DATA IN THIS EXERCISE:
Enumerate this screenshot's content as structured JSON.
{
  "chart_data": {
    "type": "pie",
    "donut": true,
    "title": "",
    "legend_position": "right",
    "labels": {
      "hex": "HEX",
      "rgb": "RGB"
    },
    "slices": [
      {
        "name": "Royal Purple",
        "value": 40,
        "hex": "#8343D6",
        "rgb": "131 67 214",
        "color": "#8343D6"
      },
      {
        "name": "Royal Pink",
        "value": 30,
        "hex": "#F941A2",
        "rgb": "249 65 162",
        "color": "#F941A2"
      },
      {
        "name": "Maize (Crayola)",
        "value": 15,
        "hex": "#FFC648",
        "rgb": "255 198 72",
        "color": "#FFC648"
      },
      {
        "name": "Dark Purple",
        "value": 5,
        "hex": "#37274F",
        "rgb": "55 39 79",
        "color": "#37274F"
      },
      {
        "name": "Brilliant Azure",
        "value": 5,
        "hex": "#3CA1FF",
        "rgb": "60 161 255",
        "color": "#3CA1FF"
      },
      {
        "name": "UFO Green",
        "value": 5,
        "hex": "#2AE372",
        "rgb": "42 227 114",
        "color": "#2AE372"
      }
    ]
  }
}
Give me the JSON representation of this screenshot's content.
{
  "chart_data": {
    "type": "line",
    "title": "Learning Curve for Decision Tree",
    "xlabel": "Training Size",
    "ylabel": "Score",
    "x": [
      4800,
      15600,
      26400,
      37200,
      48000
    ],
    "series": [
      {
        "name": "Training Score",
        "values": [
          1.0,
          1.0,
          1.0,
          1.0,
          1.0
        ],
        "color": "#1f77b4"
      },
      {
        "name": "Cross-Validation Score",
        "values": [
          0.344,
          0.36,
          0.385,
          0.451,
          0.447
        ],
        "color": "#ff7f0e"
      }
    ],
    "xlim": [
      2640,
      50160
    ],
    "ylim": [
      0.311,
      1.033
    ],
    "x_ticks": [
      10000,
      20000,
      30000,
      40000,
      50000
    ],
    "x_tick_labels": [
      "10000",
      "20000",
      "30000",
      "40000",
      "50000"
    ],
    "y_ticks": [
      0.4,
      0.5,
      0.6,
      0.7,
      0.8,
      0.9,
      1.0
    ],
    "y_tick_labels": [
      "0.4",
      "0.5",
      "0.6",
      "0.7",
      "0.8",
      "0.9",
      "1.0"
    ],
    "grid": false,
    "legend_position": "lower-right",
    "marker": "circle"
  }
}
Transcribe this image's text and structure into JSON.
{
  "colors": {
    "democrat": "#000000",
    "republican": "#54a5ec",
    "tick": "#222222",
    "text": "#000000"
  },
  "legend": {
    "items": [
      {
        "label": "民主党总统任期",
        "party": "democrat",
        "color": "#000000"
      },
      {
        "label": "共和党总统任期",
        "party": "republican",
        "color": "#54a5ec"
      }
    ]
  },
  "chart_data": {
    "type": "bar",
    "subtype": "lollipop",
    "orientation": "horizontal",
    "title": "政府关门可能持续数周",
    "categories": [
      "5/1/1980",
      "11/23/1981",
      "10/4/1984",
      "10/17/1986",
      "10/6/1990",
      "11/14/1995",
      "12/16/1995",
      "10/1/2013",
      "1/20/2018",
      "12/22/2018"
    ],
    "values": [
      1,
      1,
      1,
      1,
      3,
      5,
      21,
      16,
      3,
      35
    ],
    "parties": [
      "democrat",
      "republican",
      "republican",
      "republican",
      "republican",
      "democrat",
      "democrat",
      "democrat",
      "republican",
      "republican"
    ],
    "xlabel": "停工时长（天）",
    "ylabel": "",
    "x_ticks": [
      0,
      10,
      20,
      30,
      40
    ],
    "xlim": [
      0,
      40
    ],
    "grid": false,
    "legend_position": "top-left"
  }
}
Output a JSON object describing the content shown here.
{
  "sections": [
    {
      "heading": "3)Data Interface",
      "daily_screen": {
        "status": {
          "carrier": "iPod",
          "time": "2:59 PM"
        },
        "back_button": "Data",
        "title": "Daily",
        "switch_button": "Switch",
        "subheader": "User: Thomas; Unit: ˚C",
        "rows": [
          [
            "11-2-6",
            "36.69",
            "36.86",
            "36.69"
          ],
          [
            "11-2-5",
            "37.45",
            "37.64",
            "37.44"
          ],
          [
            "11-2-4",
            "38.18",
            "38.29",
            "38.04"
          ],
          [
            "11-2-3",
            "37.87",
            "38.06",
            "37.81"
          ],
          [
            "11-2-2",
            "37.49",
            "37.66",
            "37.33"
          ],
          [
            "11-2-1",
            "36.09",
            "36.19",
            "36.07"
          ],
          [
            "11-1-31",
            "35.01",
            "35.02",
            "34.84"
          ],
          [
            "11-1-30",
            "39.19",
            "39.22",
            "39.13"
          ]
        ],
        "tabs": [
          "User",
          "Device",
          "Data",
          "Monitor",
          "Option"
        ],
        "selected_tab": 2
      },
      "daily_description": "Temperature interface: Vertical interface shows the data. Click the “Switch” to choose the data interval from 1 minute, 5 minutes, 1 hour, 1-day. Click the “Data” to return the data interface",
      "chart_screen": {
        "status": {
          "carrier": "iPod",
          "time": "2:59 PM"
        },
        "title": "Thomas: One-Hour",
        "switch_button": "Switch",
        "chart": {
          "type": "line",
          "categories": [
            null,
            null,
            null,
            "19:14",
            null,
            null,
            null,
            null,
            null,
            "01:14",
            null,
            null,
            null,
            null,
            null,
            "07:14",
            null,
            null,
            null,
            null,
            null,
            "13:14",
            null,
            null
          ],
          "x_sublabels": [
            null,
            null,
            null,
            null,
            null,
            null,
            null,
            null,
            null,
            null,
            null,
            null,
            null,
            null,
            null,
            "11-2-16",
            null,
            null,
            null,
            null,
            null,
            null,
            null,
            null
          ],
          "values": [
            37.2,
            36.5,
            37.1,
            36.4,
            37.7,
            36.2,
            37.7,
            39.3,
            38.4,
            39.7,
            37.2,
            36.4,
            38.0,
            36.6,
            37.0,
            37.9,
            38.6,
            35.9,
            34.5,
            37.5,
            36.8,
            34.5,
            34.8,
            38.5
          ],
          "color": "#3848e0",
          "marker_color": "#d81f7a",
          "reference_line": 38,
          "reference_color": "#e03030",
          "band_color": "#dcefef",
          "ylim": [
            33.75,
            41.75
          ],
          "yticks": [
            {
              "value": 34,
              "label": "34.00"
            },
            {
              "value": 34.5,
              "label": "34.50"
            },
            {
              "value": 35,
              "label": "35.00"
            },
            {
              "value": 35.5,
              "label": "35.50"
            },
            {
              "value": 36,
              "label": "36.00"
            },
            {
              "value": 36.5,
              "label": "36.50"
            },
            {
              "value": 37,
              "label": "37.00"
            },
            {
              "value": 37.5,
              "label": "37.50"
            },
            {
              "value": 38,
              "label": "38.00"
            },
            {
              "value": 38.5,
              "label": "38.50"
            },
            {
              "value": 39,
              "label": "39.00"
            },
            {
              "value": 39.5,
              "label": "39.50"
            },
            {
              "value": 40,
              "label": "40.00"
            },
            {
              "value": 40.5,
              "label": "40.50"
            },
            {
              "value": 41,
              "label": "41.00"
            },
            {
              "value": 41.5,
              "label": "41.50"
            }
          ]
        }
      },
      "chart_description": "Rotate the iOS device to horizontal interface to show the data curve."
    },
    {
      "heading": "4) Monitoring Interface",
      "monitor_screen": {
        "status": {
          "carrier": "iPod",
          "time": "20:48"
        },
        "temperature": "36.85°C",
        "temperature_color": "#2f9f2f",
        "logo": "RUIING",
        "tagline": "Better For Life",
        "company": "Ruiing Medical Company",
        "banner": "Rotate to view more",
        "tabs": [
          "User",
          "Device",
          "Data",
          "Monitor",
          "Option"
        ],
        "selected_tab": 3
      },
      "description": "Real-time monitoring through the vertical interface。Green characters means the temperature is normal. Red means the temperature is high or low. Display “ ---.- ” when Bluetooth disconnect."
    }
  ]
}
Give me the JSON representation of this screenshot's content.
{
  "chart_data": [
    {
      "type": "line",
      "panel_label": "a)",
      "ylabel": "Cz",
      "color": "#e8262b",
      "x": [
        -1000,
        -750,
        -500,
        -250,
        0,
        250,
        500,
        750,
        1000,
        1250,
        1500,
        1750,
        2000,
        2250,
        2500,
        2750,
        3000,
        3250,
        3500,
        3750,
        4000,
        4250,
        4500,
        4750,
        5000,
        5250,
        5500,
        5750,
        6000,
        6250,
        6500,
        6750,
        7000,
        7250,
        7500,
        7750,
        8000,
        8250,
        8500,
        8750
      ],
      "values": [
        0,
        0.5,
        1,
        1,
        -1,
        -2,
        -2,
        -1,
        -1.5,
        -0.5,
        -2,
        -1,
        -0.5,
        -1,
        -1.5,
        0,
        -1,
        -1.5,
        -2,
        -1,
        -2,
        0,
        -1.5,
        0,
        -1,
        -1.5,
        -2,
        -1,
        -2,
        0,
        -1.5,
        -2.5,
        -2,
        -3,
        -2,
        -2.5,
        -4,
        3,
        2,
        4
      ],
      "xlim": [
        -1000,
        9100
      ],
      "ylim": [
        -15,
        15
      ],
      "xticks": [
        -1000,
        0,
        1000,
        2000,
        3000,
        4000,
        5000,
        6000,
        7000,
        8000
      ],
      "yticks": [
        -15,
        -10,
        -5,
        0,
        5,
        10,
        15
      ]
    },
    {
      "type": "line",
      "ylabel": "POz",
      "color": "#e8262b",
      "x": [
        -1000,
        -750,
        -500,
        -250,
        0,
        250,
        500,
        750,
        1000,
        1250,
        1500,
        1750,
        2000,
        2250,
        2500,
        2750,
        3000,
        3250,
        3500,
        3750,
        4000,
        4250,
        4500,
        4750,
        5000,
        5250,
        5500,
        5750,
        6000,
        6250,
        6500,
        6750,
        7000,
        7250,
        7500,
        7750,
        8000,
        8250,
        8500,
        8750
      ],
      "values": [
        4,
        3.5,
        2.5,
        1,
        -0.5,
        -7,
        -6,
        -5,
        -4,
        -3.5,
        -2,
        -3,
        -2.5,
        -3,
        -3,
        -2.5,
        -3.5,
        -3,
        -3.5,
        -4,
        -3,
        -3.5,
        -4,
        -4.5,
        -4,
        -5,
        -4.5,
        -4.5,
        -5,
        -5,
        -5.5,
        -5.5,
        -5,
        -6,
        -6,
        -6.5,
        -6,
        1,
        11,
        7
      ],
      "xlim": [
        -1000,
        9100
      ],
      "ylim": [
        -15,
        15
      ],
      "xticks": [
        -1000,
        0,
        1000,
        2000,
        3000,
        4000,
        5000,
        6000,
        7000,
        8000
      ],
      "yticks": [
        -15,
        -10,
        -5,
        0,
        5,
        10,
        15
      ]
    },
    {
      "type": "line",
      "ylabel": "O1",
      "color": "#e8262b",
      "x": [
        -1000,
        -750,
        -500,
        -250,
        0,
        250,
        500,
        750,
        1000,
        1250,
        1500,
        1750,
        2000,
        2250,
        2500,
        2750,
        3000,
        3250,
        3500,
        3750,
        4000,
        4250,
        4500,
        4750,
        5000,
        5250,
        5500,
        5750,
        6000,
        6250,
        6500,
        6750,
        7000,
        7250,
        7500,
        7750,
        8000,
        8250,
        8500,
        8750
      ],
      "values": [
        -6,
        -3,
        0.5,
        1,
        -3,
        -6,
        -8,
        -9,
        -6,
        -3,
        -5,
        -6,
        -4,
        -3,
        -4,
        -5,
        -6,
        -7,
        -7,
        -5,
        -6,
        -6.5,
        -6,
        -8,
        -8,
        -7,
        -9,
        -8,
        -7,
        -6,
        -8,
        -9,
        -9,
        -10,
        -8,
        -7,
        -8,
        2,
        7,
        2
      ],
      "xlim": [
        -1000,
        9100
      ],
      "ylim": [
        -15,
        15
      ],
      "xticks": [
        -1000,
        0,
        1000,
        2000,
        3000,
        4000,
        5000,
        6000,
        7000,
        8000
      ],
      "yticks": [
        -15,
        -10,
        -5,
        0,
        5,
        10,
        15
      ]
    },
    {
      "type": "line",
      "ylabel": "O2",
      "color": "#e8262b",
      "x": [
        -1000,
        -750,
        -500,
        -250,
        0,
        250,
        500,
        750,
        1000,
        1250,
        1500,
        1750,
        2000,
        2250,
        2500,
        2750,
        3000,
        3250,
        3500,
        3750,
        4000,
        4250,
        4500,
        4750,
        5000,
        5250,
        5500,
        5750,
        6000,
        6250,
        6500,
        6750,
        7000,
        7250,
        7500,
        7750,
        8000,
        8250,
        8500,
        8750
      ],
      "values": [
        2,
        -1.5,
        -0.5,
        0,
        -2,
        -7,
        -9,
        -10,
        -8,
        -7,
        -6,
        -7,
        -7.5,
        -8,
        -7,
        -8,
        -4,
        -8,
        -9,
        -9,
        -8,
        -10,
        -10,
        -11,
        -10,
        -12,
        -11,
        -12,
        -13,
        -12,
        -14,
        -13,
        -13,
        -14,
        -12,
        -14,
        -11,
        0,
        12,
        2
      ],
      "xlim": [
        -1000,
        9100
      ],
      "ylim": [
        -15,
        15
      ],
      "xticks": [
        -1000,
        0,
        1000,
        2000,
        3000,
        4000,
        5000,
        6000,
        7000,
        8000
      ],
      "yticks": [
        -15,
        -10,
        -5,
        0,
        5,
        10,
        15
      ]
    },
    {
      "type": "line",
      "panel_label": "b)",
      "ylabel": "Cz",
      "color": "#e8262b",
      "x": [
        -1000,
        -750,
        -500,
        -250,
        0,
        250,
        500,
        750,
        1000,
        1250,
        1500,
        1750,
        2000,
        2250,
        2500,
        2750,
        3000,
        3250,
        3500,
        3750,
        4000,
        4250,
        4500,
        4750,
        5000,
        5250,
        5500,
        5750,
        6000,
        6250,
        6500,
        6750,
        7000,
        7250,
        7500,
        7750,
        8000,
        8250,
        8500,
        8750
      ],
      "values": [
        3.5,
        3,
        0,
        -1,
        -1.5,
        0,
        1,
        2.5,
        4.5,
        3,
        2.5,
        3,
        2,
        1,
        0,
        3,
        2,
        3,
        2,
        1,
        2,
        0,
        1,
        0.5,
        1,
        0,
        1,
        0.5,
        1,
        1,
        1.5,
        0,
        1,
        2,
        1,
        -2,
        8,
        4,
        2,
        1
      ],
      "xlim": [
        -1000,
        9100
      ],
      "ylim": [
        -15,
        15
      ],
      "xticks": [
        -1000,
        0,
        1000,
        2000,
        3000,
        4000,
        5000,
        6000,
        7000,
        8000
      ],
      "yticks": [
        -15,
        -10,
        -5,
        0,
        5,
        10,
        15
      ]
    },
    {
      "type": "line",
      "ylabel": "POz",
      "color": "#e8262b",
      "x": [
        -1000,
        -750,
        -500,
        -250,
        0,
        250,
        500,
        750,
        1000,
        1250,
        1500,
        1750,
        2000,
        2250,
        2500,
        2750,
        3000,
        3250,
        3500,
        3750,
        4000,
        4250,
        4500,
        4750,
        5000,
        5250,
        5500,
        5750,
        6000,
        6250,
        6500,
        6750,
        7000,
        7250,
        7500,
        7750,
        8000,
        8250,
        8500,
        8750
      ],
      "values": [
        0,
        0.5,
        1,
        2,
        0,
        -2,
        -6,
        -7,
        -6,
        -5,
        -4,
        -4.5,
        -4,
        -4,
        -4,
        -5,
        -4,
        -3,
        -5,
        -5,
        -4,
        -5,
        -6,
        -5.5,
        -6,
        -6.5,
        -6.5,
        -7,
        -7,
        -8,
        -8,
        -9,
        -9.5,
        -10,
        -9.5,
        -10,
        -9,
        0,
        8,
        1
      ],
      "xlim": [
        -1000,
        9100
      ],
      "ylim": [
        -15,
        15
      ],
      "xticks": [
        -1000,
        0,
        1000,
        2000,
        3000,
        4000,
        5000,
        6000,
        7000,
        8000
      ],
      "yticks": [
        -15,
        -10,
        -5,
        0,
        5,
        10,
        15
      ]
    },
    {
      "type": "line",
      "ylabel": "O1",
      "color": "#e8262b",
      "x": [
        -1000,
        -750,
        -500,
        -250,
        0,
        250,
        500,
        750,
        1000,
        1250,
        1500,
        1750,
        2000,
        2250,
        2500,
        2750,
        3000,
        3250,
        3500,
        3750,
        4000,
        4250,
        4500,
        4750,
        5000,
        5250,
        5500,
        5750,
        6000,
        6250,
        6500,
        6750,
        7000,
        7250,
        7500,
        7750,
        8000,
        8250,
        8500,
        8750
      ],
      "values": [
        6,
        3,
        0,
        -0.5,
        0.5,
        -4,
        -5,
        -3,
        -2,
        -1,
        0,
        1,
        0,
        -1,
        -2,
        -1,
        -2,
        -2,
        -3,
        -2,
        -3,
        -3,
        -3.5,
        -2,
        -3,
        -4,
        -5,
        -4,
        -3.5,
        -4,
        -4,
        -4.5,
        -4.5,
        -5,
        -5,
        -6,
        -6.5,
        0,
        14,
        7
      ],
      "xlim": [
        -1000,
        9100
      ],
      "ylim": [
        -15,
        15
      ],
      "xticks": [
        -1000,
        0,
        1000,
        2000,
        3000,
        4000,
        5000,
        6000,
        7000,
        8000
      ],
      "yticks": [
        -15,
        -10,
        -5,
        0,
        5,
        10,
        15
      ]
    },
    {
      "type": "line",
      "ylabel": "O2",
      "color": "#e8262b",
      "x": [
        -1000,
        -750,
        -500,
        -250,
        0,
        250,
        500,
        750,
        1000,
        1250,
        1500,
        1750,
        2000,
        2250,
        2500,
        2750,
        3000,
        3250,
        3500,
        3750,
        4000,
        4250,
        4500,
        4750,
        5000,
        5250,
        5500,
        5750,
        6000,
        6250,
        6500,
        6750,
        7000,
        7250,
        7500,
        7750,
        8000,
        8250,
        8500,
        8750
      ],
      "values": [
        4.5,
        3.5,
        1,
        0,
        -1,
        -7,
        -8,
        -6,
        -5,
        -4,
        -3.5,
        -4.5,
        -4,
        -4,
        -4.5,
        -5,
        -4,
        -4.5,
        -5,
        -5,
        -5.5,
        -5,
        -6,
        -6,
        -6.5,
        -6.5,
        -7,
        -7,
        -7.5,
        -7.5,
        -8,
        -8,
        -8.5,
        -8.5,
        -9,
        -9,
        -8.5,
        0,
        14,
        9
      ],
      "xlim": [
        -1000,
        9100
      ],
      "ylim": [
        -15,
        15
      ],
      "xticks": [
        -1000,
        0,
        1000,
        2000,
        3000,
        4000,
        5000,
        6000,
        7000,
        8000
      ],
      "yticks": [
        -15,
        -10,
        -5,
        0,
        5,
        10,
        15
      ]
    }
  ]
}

WHAT TO DO: Pull every line containing the word "horizontal" out of the material and copy it.

TASK RESULT:
    "orientation": "horizontal",
      "chart_description": "Rotate the iOS device to horizontal interface to show the data curve."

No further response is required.